Job
Select every line below containing the word "апреля".

--- Begin Entries supplied ---

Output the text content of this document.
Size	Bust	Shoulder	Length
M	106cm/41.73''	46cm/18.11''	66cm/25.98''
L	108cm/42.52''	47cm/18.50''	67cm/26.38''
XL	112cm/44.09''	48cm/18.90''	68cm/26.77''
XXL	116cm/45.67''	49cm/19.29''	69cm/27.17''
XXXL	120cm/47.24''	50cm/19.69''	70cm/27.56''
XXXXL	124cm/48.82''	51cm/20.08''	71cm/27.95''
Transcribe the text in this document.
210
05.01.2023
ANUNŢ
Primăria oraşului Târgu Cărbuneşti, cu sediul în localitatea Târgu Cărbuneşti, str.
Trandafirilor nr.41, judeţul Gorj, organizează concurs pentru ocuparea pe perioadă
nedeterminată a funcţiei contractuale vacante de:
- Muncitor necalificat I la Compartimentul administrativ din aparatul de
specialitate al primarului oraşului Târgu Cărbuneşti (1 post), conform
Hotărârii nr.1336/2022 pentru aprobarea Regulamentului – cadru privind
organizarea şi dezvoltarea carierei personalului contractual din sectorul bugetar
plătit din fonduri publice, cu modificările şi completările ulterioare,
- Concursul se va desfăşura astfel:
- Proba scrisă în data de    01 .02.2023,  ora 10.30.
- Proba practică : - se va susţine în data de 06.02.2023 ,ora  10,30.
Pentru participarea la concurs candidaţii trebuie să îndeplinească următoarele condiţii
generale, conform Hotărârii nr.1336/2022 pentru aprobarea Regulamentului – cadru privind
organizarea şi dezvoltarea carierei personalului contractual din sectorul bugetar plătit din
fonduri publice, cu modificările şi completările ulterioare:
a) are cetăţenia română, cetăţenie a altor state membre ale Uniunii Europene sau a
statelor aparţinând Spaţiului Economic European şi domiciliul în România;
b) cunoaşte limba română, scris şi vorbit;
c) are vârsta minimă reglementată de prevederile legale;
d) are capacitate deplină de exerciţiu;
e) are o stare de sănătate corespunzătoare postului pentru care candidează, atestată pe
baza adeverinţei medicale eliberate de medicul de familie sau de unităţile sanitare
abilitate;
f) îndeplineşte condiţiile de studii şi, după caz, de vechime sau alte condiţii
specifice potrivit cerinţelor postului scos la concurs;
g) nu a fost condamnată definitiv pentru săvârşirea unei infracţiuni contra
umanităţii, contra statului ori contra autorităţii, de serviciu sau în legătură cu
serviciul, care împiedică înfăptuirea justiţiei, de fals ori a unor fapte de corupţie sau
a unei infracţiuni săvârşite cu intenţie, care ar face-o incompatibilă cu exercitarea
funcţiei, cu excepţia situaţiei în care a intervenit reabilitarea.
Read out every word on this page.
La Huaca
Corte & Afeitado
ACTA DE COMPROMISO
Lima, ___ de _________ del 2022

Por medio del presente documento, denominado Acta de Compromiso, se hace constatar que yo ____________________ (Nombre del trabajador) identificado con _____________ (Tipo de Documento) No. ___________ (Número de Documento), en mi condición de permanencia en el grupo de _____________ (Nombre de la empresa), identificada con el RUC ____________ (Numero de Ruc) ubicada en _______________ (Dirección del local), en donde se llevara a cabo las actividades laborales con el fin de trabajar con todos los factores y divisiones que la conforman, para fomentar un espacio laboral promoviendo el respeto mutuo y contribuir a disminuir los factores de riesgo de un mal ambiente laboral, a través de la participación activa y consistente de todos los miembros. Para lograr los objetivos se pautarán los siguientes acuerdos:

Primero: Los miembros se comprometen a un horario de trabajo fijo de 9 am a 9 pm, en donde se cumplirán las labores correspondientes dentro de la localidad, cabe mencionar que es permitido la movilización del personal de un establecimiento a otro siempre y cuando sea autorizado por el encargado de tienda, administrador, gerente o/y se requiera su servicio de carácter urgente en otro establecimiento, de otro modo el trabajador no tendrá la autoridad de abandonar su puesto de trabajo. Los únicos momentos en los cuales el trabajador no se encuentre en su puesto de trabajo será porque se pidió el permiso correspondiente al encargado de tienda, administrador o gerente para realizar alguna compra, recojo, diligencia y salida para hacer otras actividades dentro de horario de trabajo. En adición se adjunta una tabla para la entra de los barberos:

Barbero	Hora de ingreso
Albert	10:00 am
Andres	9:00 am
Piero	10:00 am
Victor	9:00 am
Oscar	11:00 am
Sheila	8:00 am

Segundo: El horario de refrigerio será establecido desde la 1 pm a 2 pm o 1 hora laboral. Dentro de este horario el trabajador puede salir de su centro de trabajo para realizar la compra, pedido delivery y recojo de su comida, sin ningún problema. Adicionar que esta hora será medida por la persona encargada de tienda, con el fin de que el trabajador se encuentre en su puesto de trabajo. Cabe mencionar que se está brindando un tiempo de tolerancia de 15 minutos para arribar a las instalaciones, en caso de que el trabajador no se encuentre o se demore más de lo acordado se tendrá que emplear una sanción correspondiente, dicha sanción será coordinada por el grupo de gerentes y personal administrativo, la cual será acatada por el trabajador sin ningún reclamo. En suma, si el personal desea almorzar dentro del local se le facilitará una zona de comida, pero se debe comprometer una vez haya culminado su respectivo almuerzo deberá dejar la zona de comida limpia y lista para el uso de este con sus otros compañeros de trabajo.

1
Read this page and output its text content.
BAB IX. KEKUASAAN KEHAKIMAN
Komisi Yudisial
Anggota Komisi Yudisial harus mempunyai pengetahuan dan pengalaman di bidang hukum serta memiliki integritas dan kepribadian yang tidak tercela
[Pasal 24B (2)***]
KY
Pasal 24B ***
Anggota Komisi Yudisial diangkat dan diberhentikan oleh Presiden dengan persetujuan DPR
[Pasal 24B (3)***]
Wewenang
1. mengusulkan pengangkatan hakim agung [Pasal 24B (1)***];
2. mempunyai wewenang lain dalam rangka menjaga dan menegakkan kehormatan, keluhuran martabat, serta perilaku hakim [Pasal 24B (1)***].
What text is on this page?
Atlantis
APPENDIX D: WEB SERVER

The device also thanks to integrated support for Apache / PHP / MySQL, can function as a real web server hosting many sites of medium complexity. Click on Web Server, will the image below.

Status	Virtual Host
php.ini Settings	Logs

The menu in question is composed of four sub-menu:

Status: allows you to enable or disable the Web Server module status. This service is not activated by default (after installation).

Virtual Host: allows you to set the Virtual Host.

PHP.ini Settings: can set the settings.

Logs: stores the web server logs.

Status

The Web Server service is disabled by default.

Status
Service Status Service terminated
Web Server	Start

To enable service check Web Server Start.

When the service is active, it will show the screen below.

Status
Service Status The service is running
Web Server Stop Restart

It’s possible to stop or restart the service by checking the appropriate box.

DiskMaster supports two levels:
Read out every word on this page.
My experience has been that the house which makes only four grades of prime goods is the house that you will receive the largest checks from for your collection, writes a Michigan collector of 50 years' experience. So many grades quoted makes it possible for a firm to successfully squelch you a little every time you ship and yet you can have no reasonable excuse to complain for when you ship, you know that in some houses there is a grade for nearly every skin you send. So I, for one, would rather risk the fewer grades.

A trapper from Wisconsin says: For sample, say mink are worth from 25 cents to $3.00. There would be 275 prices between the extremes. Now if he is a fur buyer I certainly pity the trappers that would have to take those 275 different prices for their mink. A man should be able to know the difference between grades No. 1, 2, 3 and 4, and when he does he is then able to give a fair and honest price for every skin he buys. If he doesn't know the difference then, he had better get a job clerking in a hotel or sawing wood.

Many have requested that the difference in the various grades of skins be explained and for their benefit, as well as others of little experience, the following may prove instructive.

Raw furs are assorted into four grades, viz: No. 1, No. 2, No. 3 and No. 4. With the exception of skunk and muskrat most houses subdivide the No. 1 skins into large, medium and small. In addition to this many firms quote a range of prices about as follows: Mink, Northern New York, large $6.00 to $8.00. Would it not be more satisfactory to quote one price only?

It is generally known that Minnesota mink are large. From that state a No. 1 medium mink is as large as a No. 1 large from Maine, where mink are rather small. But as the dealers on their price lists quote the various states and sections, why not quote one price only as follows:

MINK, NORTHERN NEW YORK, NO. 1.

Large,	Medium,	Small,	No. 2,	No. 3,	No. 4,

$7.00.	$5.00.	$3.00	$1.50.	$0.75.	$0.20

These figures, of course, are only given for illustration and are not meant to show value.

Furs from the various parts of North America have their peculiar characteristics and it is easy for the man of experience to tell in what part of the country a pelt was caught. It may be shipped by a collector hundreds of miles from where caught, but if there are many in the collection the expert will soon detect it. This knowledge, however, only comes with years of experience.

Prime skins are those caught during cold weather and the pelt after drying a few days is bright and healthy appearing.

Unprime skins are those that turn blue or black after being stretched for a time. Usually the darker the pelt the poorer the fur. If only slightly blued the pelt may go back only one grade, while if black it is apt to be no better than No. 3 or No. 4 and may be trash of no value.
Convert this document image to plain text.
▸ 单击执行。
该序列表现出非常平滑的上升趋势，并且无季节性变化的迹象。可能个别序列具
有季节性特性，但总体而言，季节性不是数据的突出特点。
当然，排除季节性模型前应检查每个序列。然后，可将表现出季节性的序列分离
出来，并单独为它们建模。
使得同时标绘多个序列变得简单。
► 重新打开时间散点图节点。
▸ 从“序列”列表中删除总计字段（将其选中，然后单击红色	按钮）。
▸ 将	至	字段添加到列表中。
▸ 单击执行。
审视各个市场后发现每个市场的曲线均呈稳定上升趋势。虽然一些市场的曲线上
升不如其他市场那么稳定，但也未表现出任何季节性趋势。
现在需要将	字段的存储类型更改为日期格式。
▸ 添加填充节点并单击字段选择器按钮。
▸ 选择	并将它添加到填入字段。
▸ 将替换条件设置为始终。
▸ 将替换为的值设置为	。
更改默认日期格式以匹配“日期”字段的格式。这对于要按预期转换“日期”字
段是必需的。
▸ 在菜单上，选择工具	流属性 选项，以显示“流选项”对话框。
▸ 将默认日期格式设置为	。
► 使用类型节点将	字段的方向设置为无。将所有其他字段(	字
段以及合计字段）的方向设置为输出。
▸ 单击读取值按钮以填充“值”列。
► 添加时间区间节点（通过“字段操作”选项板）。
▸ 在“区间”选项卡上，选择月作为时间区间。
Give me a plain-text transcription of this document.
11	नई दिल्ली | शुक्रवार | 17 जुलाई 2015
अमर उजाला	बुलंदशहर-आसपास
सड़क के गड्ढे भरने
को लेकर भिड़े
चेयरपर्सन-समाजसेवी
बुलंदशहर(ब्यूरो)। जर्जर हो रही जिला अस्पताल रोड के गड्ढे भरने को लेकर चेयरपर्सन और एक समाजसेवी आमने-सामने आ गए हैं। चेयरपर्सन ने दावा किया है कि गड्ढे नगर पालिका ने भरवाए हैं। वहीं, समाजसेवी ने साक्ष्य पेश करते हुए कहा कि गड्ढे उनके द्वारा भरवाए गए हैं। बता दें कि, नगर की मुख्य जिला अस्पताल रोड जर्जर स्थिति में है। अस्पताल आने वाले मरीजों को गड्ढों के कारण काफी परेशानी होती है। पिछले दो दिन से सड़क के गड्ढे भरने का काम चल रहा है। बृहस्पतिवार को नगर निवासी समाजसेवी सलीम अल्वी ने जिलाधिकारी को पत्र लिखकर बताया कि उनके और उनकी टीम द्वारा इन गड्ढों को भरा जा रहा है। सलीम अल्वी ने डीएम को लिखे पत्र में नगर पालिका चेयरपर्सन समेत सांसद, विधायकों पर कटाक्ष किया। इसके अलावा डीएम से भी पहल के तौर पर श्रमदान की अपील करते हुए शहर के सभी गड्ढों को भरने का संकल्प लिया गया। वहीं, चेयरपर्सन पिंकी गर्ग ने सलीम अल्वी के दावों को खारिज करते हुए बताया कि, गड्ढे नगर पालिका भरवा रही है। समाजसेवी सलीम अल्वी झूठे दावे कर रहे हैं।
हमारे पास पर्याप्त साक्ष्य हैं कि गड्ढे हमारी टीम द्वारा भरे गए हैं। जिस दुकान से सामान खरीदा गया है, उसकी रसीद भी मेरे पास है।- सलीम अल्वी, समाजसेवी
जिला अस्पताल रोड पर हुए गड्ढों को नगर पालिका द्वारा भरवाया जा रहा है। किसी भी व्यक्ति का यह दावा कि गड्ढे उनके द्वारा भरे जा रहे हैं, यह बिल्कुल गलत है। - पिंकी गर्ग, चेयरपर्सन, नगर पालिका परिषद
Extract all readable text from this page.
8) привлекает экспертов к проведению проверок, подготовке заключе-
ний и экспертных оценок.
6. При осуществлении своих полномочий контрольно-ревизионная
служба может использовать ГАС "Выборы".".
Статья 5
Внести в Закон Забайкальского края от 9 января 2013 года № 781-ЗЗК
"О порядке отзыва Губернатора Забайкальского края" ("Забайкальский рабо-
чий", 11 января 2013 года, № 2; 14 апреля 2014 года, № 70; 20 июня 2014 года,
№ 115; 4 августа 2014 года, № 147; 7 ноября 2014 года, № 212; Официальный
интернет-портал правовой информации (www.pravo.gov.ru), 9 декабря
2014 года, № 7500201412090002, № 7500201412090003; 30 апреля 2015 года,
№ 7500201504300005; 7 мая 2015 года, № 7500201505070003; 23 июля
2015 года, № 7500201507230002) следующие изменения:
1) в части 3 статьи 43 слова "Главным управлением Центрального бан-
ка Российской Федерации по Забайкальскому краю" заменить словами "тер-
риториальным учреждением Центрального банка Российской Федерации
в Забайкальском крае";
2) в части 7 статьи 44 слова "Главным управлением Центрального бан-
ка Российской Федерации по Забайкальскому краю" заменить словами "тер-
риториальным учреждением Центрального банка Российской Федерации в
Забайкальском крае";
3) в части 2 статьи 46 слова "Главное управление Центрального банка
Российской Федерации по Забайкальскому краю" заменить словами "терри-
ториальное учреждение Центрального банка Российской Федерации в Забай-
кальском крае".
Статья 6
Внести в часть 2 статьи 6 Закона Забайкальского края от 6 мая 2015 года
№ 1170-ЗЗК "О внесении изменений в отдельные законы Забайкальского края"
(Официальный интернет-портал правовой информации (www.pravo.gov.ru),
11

--- End Entries supplied ---

The response
чий", 11 января 2013 года, № 2; 14 апреля 2014 года, № 70; 20 июня 2014 года,
2014 года, № 7500201412090002, № 7500201412090003; 30 апреля 2015 года,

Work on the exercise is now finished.